_Do this_. Output the full listing below exactly, without the pictures.

_Exercise data_.
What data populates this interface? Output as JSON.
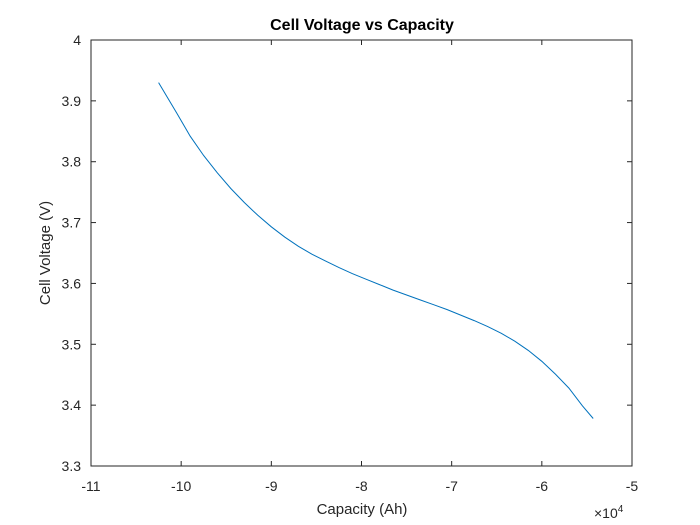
{
  "chart_data": {
    "type": "line",
    "title": "Cell Voltage vs Capacity",
    "xlabel": "Capacity (Ah)",
    "ylabel": "Cell Voltage (V)",
    "x_exponent_base": "×10",
    "x_exponent_power": "4",
    "xlim": [
      -110000,
      -50000
    ],
    "ylim": [
      3.3,
      4.0
    ],
    "xticks": [
      -110000,
      -100000,
      -90000,
      -80000,
      -70000,
      -60000,
      -50000
    ],
    "xtick_labels": [
      "-11",
      "-10",
      "-9",
      "-8",
      "-7",
      "-6",
      "-5"
    ],
    "yticks": [
      3.3,
      3.4,
      3.5,
      3.6,
      3.7,
      3.8,
      3.9,
      4.0
    ],
    "ytick_labels": [
      "3.3",
      "3.4",
      "3.5",
      "3.6",
      "3.7",
      "3.8",
      "3.9",
      "4"
    ],
    "grid": false,
    "line_color": "#0072BD",
    "series": [
      {
        "x": [
          -102500,
          -101500,
          -100500,
          -99000,
          -97500,
          -96000,
          -94500,
          -93000,
          -91500,
          -90000,
          -88500,
          -87000,
          -85500,
          -84000,
          -82500,
          -81000,
          -79500,
          -78000,
          -76500,
          -75000,
          -73500,
          -72000,
          -70500,
          -69000,
          -67500,
          -66000,
          -64500,
          -63000,
          -61500,
          -60000,
          -58500,
          -57000,
          -55500,
          -54300
        ],
        "y": [
          3.93,
          3.905,
          3.88,
          3.842,
          3.81,
          3.782,
          3.756,
          3.733,
          3.712,
          3.693,
          3.676,
          3.661,
          3.648,
          3.637,
          3.626,
          3.616,
          3.607,
          3.598,
          3.589,
          3.581,
          3.573,
          3.565,
          3.557,
          3.548,
          3.539,
          3.529,
          3.518,
          3.505,
          3.49,
          3.472,
          3.451,
          3.428,
          3.399,
          3.378
        ]
      }
    ]
  }
}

_Solution to this problem_.
What data populates this interface? Output as JSON.
{
  "chart_data": {
    "type": "line",
    "title": "Cell Voltage vs Capacity",
    "xlabel": "Capacity (Ah)",
    "ylabel": "Cell Voltage (V)",
    "x_exponent_base": "×10",
    "x_exponent_power": "4",
    "xlim": [
      -110000,
      -50000
    ],
    "ylim": [
      3.3,
      4.0
    ],
    "xticks": [
      -110000,
      -100000,
      -90000,
      -80000,
      -70000,
      -60000,
      -50000
    ],
    "xtick_labels": [
      "-11",
      "-10",
      "-9",
      "-8",
      "-7",
      "-6",
      "-5"
    ],
    "yticks": [
      3.3,
      3.4,
      3.5,
      3.6,
      3.7,
      3.8,
      3.9,
      4.0
    ],
    "ytick_labels": [
      "3.3",
      "3.4",
      "3.5",
      "3.6",
      "3.7",
      "3.8",
      "3.9",
      "4"
    ],
    "grid": false,
    "line_color": "#0072BD",
    "series": [
      {
        "x": [
          -102500,
          -101500,
          -100500,
          -99000,
          -97500,
          -96000,
          -94500,
          -93000,
          -91500,
          -90000,
          -88500,
          -87000,
          -85500,
          -84000,
          -82500,
          -81000,
          -79500,
          -78000,
          -76500,
          -75000,
          -73500,
          -72000,
          -70500,
          -69000,
          -67500,
          -66000,
          -64500,
          -63000,
          -61500,
          -60000,
          -58500,
          -57000,
          -55500,
          -54300
        ],
        "y": [
          3.93,
          3.905,
          3.88,
          3.842,
          3.81,
          3.782,
          3.756,
          3.733,
          3.712,
          3.693,
          3.676,
          3.661,
          3.648,
          3.637,
          3.626,
          3.616,
          3.607,
          3.598,
          3.589,
          3.581,
          3.573,
          3.565,
          3.557,
          3.548,
          3.539,
          3.529,
          3.518,
          3.505,
          3.49,
          3.472,
          3.451,
          3.428,
          3.399,
          3.378
        ]
      }
    ]
  }
}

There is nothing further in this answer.